GIVEN EXERCISE.
Omit the pictures and output every entry below exactly as written.

ENTRIES SUPPLIED.
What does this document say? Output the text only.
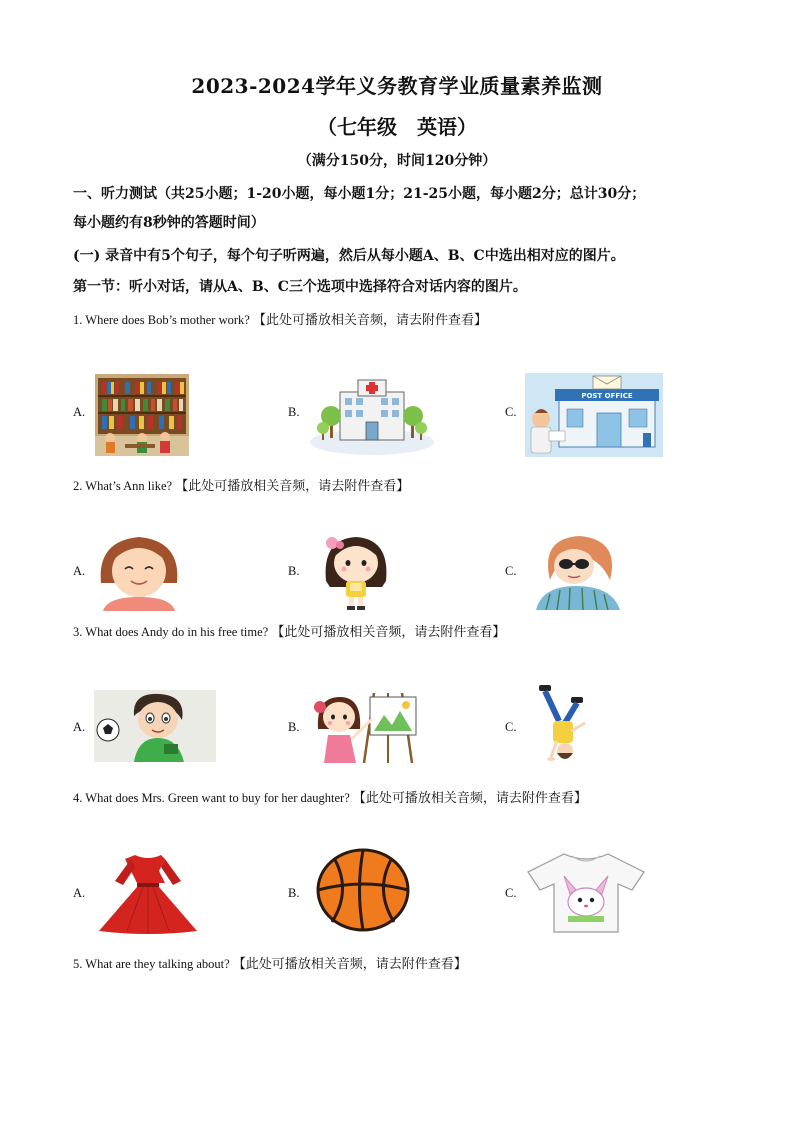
2023-2024学年义务教育学业质量素养监测
（七年级　英语）
（满分150分，时间120分钟）
一、听力测试（共25小题；1-20小题，每小题1分；21-25小题，每小题2分；总计30分；
每小题约有8秒钟的答题时间）
(一) 录音中有5个句子，每个句子听两遍，然后从每小题A、B、C中选出相对应的图片。
第一节：听小对话，请从A、B、C三个选项中选择符合对话内容的图片。
1. Where does Bob’s mother work? 【此处可播放相关音频，请去附件查看】
A.	B.	C.
POST OFFICE
2. What’s Ann like? 【此处可播放相关音频，请去附件查看】
A.	B.	C.
3. What does Andy do in his free time? 【此处可播放相关音频，请去附件查看】
A.	B.	C.
4. What does Mrs. Green want to buy for her daughter? 【此处可播放相关音频，请去附件查看】
A.	B.	C.
5. What are they talking about? 【此处可播放相关音频，请去附件查看】
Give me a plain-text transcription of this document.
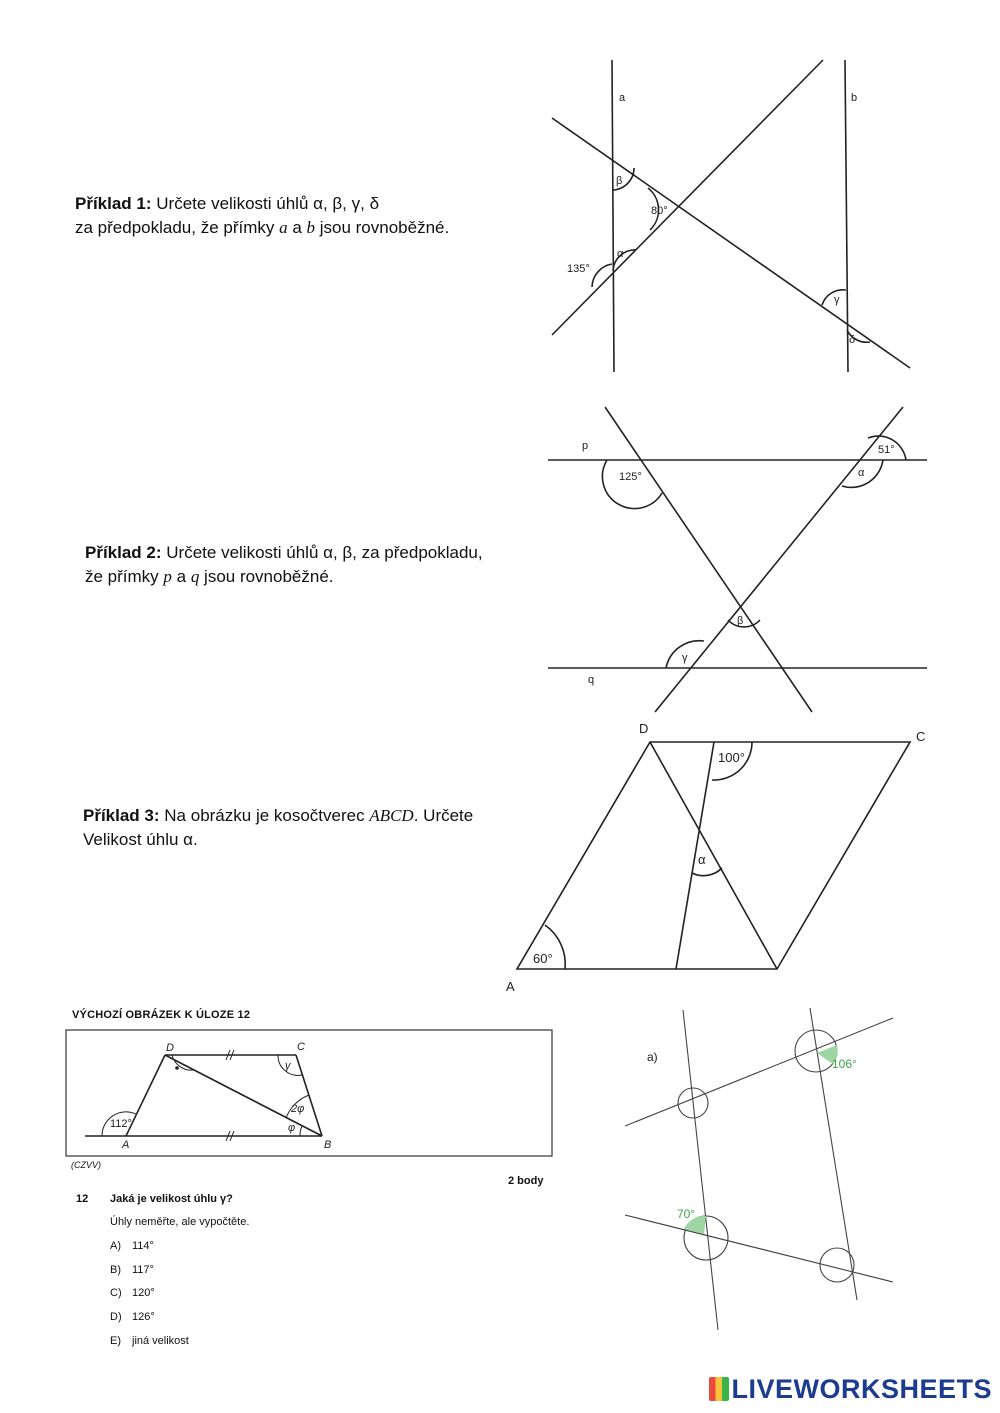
Příklad 1: Určete velikosti úhlů α, β, γ, δ
za předpokladu, že přímky a a b jsou rovnoběžné.
Příklad 2: Určete velikosti úhlů α, β, za předpokladu,
že přímky p a q jsou rovnoběžné.
Příklad 3: Na obrázku je kosočtverec ABCD. Určete
Velikost úhlu α.
a	b
β
80°
α
135°
γ
δ
p
q
125°
51°
α
β
γ
D
C
A
100°
α
60°
D	C
A	B
112°
γ
2φ
φ
a)	106°
70°
VÝCHOZÍ OBRÁZEK K ÚLOZE 12
(CZVV)
2 body
12 Jaká je velikost úhlu γ?
Úhly neměřte, ale vypočtěte.
A) 114°
B) 117°
C) 120°
D) 126°
E) jiná velikost
LIVEWORKSHEETS
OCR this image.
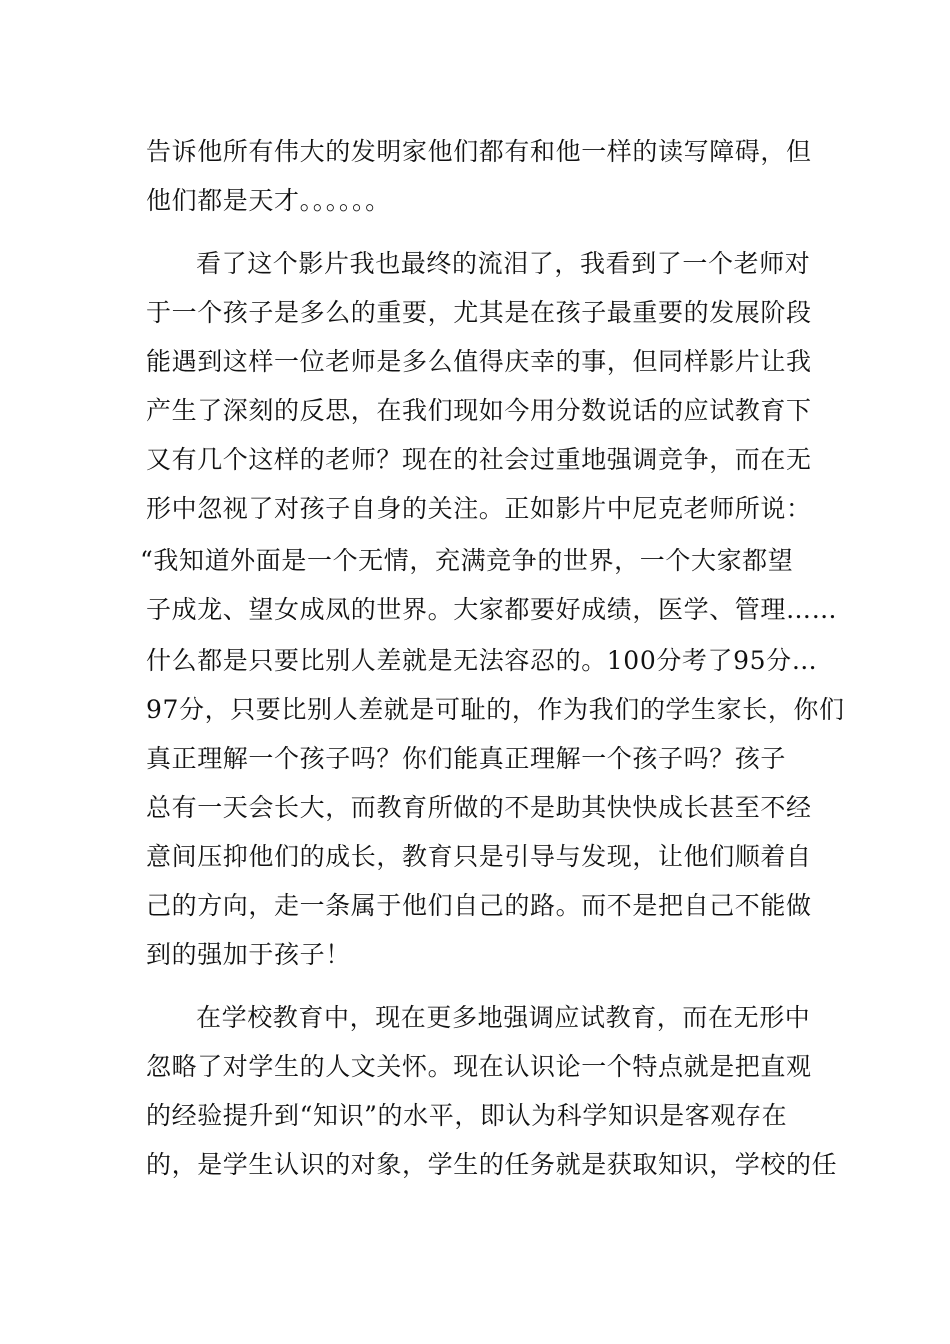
告诉他所有伟大的发明家他们都有和他一样的读写障碍，但
他们都是天才。。。。。。
看了这个影片我也最终的流泪了，我看到了一个老师对
于一个孩子是多么的重要，尤其是在孩子最重要的发展阶段
能遇到这样一位老师是多么值得庆幸的事，但同样影片让我
产生了深刻的反思，在我们现如今用分数说话的应试教育下
又有几个这样的老师？现在的社会过重地强调竞争，而在无
形中忽视了对孩子自身的关注。正如影片中尼克老师所说：
“我知道外面是一个无情，充满竞争的世界，一个大家都望
子成龙、望女成凤的世界。大家都要好成绩，医学、管理……
什么都是只要比别人差就是无法容忍的。100分考了95分…
97分，只要比别人差就是可耻的，作为我们的学生家长，你们
真正理解一个孩子吗？你们能真正理解一个孩子吗？孩子
总有一天会长大，而教育所做的不是助其快快成长甚至不经
意间压抑他们的成长，教育只是引导与发现，让他们顺着自
己的方向，走一条属于他们自己的路。而不是把自己不能做
到的强加于孩子！
在学校教育中，现在更多地强调应试教育，而在无形中
忽略了对学生的人文关怀。现在认识论一个特点就是把直观
的经验提升到“知识”的水平，即认为科学知识是客观存在
的，是学生认识的对象，学生的任务就是获取知识，学校的任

EXERCISE ANSWER.
What does this document say? Output the text only.
2023-2024学年义务教育学业质量素养监测
（七年级　英语）
（满分150分，时间120分钟）
一、听力测试（共25小题；1-20小题，每小题1分；21-25小题，每小题2分；总计30分；
每小题约有8秒钟的答题时间）
(一) 录音中有5个句子，每个句子听两遍，然后从每小题A、B、C中选出相对应的图片。
第一节：听小对话，请从A、B、C三个选项中选择符合对话内容的图片。
1. Where does Bob’s mother work? 【此处可播放相关音频，请去附件查看】
A.	B.	C.
POST OFFICE
2. What’s Ann like? 【此处可播放相关音频，请去附件查看】
A.	B.	C.
3. What does Andy do in his free time? 【此处可播放相关音频，请去附件查看】
A.	B.	C.
4. What does Mrs. Green want to buy for her daughter? 【此处可播放相关音频，请去附件查看】
A.	B.	C.
5. What are they talking about? 【此处可播放相关音频，请去附件查看】
Give me a plain-text transcription of this document.
Příklad 1: Určete velikosti úhlů α, β, γ, δ
za předpokladu, že přímky a a b jsou rovnoběžné.
Příklad 2: Určete velikosti úhlů α, β, za předpokladu,
že přímky p a q jsou rovnoběžné.
Příklad 3: Na obrázku je kosočtverec ABCD. Určete
Velikost úhlu α.
a	b
β
80°
α
135°
γ
δ
p
q
125°
51°
α
β
γ
D
C
A
100°
α
60°
D	C
A	B
112°
γ
2φ
φ
a)	106°
70°
VÝCHOZÍ OBRÁZEK K ÚLOZE 12
(CZVV)
2 body
12 Jaká je velikost úhlu γ?
Úhly neměřte, ale vypočtěte.
A) 114°
B) 117°
C) 120°
D) 126°
E) jiná velikost
LIVEWORKSHEETS
OCR this image.
告诉他所有伟大的发明家他们都有和他一样的读写障碍，但
他们都是天才。。。。。。
看了这个影片我也最终的流泪了，我看到了一个老师对
于一个孩子是多么的重要，尤其是在孩子最重要的发展阶段
能遇到这样一位老师是多么值得庆幸的事，但同样影片让我
产生了深刻的反思，在我们现如今用分数说话的应试教育下
又有几个这样的老师？现在的社会过重地强调竞争，而在无
形中忽视了对孩子自身的关注。正如影片中尼克老师所说：
“我知道外面是一个无情，充满竞争的世界，一个大家都望
子成龙、望女成凤的世界。大家都要好成绩，医学、管理……
什么都是只要比别人差就是无法容忍的。100分考了95分…
97分，只要比别人差就是可耻的，作为我们的学生家长，你们
真正理解一个孩子吗？你们能真正理解一个孩子吗？孩子
总有一天会长大，而教育所做的不是助其快快成长甚至不经
意间压抑他们的成长，教育只是引导与发现，让他们顺着自
己的方向，走一条属于他们自己的路。而不是把自己不能做
到的强加于孩子！
在学校教育中，现在更多地强调应试教育，而在无形中
忽略了对学生的人文关怀。现在认识论一个特点就是把直观
的经验提升到“知识”的水平，即认为科学知识是客观存在
的，是学生认识的对象，学生的任务就是获取知识，学校的任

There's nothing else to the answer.